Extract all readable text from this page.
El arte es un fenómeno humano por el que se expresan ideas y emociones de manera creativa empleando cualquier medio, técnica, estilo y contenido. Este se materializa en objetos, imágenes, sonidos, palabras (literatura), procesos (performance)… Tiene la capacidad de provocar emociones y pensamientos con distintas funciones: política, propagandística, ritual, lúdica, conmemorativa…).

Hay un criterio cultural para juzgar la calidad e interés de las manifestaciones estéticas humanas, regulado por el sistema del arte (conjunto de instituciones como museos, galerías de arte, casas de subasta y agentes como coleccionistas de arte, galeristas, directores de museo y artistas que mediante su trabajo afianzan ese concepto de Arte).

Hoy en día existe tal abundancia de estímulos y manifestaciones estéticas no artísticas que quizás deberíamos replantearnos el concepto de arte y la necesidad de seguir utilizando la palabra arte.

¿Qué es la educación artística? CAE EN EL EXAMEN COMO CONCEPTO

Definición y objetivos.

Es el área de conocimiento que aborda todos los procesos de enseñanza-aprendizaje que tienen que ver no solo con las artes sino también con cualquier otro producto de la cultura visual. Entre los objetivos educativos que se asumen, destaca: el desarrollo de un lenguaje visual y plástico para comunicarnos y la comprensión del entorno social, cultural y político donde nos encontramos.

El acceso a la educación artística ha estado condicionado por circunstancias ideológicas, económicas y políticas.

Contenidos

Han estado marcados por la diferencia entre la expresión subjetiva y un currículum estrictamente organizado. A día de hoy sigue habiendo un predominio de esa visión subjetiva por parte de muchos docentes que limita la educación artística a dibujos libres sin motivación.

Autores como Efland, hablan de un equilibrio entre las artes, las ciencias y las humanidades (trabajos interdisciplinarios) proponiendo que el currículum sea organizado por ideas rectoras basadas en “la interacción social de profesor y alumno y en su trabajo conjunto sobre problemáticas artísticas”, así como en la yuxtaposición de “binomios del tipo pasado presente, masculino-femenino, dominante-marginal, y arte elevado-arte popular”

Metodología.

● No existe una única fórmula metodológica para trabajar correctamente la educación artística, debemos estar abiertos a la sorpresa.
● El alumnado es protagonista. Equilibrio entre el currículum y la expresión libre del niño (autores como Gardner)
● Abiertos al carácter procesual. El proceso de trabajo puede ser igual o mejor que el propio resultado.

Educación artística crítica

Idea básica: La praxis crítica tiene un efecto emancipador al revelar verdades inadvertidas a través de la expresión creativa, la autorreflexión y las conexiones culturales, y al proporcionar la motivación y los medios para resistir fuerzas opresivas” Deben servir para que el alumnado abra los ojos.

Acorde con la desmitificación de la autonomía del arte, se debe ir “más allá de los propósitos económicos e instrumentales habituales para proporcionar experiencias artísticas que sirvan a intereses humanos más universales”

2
* * * * * * *
◆ Your objective
A word-for-word copy of all the entries is required.

◆ Task output
Extract all readable text from this page.
El arte es un fenómeno humano por el que se expresan ideas y emociones de manera creativa empleando cualquier medio, técnica, estilo y contenido. Este se materializa en objetos, imágenes, sonidos, palabras (literatura), procesos (performance)… Tiene la capacidad de provocar emociones y pensamientos con distintas funciones: política, propagandística, ritual, lúdica, conmemorativa…).

Hay un criterio cultural para juzgar la calidad e interés de las manifestaciones estéticas humanas, regulado por el sistema del arte (conjunto de instituciones como museos, galerías de arte, casas de subasta y agentes como coleccionistas de arte, galeristas, directores de museo y artistas que mediante su trabajo afianzan ese concepto de Arte).

Hoy en día existe tal abundancia de estímulos y manifestaciones estéticas no artísticas que quizás deberíamos replantearnos el concepto de arte y la necesidad de seguir utilizando la palabra arte.

¿Qué es la educación artística? CAE EN EL EXAMEN COMO CONCEPTO

Definición y objetivos.

Es el área de conocimiento que aborda todos los procesos de enseñanza-aprendizaje que tienen que ver no solo con las artes sino también con cualquier otro producto de la cultura visual. Entre los objetivos educativos que se asumen, destaca: el desarrollo de un lenguaje visual y plástico para comunicarnos y la comprensión del entorno social, cultural y político donde nos encontramos.

El acceso a la educación artística ha estado condicionado por circunstancias ideológicas, económicas y políticas.

Contenidos

Han estado marcados por la diferencia entre la expresión subjetiva y un currículum estrictamente organizado. A día de hoy sigue habiendo un predominio de esa visión subjetiva por parte de muchos docentes que limita la educación artística a dibujos libres sin motivación.

Autores como Efland, hablan de un equilibrio entre las artes, las ciencias y las humanidades (trabajos interdisciplinarios) proponiendo que el currículum sea organizado por ideas rectoras basadas en “la interacción social de profesor y alumno y en su trabajo conjunto sobre problemáticas artísticas”, así como en la yuxtaposición de “binomios del tipo pasado presente, masculino-femenino, dominante-marginal, y arte elevado-arte popular”

Metodología.

● No existe una única fórmula metodológica para trabajar correctamente la educación artística, debemos estar abiertos a la sorpresa.
● El alumnado es protagonista. Equilibrio entre el currículum y la expresión libre del niño (autores como Gardner)
● Abiertos al carácter procesual. El proceso de trabajo puede ser igual o mejor que el propio resultado.

Educación artística crítica

Idea básica: La praxis crítica tiene un efecto emancipador al revelar verdades inadvertidas a través de la expresión creativa, la autorreflexión y las conexiones culturales, y al proporcionar la motivación y los medios para resistir fuerzas opresivas” Deben servir para que el alumnado abra los ojos.

Acorde con la desmitificación de la autonomía del arte, se debe ir “más allá de los propósitos económicos e instrumentales habituales para proporcionar experiencias artísticas que sirvan a intereses humanos más universales”

2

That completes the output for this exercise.